■ **Written exercise**: Can you reproduce, word for word, everything in the data from the line containing "I need the location" down to the line containing "x-tick-label: 2 — [868, 653, 876, 669]", with both of those lines included?
━━━ Material supplied ━━━
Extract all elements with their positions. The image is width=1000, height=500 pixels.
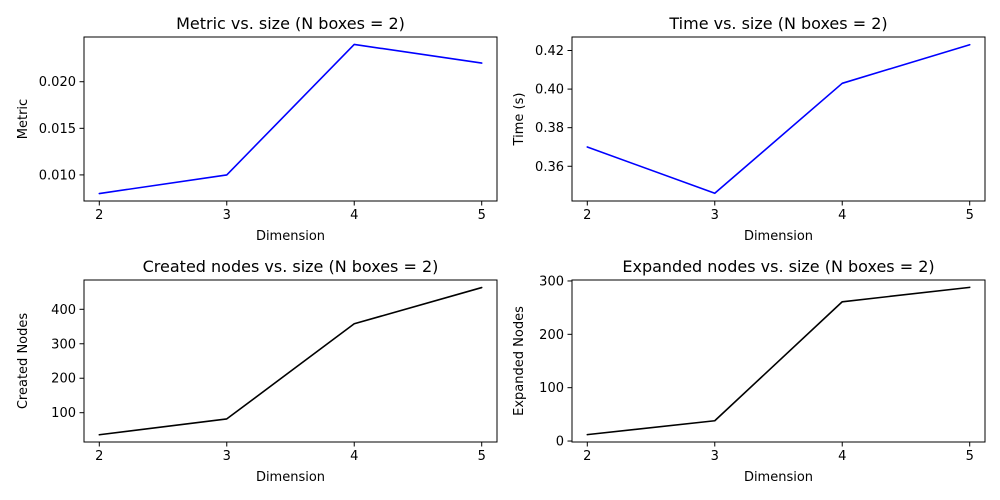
━━━
━━━ Material supplied ━━━
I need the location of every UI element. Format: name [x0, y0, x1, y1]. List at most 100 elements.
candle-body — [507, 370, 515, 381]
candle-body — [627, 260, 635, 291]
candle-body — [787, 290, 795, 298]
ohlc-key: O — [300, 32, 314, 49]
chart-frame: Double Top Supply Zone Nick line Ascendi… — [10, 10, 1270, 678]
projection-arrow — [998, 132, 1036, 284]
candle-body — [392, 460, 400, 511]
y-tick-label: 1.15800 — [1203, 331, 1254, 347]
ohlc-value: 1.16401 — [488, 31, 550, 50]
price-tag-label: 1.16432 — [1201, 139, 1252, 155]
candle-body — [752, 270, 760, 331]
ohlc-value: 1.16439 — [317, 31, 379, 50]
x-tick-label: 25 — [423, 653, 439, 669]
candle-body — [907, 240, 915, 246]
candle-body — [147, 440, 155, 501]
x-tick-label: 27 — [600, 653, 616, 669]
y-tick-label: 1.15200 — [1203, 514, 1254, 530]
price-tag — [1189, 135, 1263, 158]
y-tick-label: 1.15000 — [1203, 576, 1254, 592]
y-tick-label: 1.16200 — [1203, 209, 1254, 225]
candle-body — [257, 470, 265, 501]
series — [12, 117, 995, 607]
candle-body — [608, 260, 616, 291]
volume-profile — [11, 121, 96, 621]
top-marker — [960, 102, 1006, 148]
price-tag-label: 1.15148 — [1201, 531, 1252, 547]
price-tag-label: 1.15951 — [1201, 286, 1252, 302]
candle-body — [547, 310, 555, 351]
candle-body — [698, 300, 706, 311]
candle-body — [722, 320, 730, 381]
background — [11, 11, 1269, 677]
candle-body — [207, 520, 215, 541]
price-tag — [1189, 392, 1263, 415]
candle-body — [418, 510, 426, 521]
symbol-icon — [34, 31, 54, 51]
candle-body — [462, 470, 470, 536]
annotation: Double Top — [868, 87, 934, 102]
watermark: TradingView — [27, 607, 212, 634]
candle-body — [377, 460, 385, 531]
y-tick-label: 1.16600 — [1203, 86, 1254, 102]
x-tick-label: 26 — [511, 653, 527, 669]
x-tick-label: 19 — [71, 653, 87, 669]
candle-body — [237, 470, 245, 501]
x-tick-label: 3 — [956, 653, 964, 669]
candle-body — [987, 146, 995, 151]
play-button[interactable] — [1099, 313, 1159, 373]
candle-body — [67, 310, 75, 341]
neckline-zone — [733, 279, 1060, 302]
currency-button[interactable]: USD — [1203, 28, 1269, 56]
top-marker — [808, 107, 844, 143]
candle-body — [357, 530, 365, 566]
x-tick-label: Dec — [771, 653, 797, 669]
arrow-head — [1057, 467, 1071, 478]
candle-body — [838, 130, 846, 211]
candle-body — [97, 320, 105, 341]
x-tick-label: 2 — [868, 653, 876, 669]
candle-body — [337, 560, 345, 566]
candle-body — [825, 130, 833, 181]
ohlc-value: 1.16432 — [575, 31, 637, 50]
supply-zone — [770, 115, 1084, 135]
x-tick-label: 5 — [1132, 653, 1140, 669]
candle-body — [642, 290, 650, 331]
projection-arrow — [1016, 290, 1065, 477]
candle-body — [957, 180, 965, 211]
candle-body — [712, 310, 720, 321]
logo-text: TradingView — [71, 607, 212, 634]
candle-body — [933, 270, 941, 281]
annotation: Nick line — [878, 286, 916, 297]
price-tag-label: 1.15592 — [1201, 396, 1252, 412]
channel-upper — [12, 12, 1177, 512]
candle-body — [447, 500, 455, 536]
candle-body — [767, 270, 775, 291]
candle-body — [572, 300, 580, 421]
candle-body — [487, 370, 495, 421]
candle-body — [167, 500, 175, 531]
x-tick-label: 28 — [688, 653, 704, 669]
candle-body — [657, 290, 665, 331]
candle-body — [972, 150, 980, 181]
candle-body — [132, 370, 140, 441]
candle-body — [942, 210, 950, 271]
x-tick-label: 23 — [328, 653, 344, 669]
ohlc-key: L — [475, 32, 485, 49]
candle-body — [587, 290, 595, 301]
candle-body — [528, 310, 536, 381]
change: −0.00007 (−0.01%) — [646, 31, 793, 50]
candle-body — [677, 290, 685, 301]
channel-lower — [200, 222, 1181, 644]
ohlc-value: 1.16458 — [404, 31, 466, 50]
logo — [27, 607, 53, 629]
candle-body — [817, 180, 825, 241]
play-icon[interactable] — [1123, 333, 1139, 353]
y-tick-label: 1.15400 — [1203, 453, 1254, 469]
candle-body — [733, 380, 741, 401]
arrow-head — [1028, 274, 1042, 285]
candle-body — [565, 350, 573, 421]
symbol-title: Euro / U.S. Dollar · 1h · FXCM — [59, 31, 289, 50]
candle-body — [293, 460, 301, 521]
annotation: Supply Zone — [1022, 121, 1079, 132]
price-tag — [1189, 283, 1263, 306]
━━━
━━━ Material supplied ━━━
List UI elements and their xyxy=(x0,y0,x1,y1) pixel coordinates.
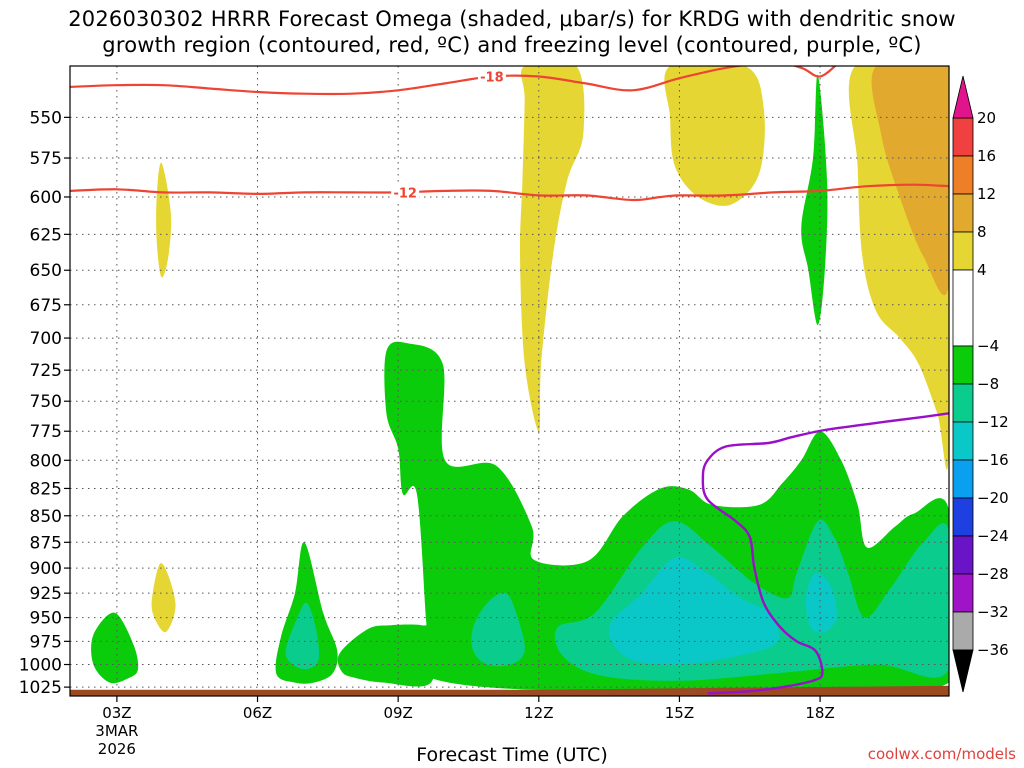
━━━
■ **Answer to the exercise**:
I need the location of every UI element. Format: name [x0, y0, x1, y1]. List at most 100 elements.
candle-body — [507, 370, 515, 381]
candle-body — [627, 260, 635, 291]
candle-body — [787, 290, 795, 298]
ohlc-key: O — [300, 32, 314, 49]
chart-frame: Double Top Supply Zone Nick line Ascendi… — [10, 10, 1270, 678]
projection-arrow — [998, 132, 1036, 284]
candle-body — [392, 460, 400, 511]
y-tick-label: 1.15800 — [1203, 331, 1254, 347]
ohlc-value: 1.16401 — [488, 31, 550, 50]
price-tag-label: 1.16432 — [1201, 139, 1252, 155]
candle-body — [752, 270, 760, 331]
ohlc-value: 1.16439 — [317, 31, 379, 50]
x-tick-label: 25 — [423, 653, 439, 669]
candle-body — [907, 240, 915, 246]
candle-body — [147, 440, 155, 501]
x-tick-label: 27 — [600, 653, 616, 669]
y-tick-label: 1.15200 — [1203, 514, 1254, 530]
price-tag — [1189, 135, 1263, 158]
y-tick-label: 1.15000 — [1203, 576, 1254, 592]
y-tick-label: 1.16200 — [1203, 209, 1254, 225]
candle-body — [257, 470, 265, 501]
series — [12, 117, 995, 607]
candle-body — [608, 260, 616, 291]
volume-profile — [11, 121, 96, 621]
top-marker — [960, 102, 1006, 148]
price-tag-label: 1.15148 — [1201, 531, 1252, 547]
price-tag-label: 1.15951 — [1201, 286, 1252, 302]
candle-body — [547, 310, 555, 351]
candle-body — [698, 300, 706, 311]
candle-body — [722, 320, 730, 381]
background — [11, 11, 1269, 677]
candle-body — [207, 520, 215, 541]
price-tag — [1189, 392, 1263, 415]
candle-body — [418, 510, 426, 521]
symbol-icon — [34, 31, 54, 51]
candle-body — [462, 470, 470, 536]
annotation: Double Top — [868, 87, 934, 102]
watermark: TradingView — [27, 607, 212, 634]
candle-body — [377, 460, 385, 531]
y-tick-label: 1.16600 — [1203, 86, 1254, 102]
x-tick-label: 26 — [511, 653, 527, 669]
x-tick-label: 19 — [71, 653, 87, 669]
candle-body — [237, 470, 245, 501]
x-tick-label: 3 — [956, 653, 964, 669]
candle-body — [987, 146, 995, 151]
play-button[interactable] — [1099, 313, 1159, 373]
candle-body — [67, 310, 75, 341]
neckline-zone — [733, 279, 1060, 302]
currency-button[interactable]: USD — [1203, 28, 1269, 56]
top-marker — [808, 107, 844, 143]
candle-body — [357, 530, 365, 566]
x-tick-label: Dec — [771, 653, 797, 669]
arrow-head — [1057, 467, 1071, 478]
candle-body — [838, 130, 846, 211]
candle-body — [97, 320, 105, 341]
x-tick-label: 2 — [868, 653, 876, 669]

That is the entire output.